- AIM OF THE EXERCISE
Please pull out every line in the rows below that contains the string "bear".

- RECORDS SHOWN
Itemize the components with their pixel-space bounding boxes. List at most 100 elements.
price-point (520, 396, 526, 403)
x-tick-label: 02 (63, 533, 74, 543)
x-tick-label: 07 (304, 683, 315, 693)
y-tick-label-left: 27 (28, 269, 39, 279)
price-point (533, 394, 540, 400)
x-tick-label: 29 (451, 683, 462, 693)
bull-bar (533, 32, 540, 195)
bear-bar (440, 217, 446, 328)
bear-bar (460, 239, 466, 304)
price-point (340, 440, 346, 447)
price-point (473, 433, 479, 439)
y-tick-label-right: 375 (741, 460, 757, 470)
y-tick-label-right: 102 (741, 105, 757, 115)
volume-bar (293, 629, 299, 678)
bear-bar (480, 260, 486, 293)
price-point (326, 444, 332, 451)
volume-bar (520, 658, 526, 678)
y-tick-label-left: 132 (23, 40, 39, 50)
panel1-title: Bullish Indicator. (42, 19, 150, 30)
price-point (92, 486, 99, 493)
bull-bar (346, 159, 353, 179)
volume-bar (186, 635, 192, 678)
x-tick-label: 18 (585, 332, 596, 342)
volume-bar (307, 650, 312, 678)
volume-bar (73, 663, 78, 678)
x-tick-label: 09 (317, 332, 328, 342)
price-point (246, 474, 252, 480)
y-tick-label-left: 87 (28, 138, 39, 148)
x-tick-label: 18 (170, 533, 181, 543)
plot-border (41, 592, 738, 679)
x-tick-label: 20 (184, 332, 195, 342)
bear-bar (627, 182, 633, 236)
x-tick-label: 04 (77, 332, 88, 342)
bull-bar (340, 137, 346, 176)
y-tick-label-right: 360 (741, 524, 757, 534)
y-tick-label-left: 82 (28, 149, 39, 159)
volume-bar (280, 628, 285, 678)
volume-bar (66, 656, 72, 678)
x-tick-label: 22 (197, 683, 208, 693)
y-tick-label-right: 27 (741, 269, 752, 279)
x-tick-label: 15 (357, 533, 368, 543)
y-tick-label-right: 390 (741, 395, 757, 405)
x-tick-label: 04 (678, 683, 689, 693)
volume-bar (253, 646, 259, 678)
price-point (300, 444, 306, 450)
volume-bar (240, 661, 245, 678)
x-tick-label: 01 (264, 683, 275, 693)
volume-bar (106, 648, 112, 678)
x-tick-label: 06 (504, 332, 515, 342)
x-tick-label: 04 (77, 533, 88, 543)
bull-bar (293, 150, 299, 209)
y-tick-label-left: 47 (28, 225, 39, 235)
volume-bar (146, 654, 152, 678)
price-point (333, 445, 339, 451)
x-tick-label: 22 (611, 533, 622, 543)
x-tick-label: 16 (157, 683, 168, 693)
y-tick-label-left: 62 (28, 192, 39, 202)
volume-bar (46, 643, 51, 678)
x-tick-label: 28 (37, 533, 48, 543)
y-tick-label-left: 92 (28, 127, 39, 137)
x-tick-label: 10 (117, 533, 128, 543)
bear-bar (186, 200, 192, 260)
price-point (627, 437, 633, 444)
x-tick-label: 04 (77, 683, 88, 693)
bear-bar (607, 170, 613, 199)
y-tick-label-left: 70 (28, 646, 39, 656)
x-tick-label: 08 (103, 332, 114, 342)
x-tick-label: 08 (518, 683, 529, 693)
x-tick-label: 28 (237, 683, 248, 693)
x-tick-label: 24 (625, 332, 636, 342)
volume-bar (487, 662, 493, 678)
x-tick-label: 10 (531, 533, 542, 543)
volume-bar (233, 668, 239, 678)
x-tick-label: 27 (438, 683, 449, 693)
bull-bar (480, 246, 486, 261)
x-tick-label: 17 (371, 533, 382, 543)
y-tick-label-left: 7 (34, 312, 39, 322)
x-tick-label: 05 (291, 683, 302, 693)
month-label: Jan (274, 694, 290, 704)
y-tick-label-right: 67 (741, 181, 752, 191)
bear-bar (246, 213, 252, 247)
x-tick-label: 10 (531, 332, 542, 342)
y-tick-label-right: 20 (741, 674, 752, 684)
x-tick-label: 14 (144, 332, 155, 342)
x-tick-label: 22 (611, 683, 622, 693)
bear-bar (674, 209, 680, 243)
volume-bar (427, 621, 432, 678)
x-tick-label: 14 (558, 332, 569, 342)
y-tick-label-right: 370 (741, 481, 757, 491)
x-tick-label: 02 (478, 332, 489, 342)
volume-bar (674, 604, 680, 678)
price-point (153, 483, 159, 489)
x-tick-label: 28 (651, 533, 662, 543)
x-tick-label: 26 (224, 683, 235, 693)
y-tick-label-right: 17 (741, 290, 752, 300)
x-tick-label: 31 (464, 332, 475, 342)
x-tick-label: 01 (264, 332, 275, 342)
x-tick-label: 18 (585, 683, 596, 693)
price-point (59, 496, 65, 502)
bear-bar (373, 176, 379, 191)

- RESULT OF THIS TASK
bear-bar (440, 217, 446, 328)
bear-bar (460, 239, 466, 304)
bear-bar (480, 260, 486, 293)
bear-bar (627, 182, 633, 236)
bear-bar (186, 200, 192, 260)
bear-bar (607, 170, 613, 199)
bear-bar (246, 213, 252, 247)
bear-bar (674, 209, 680, 243)
bear-bar (373, 176, 379, 191)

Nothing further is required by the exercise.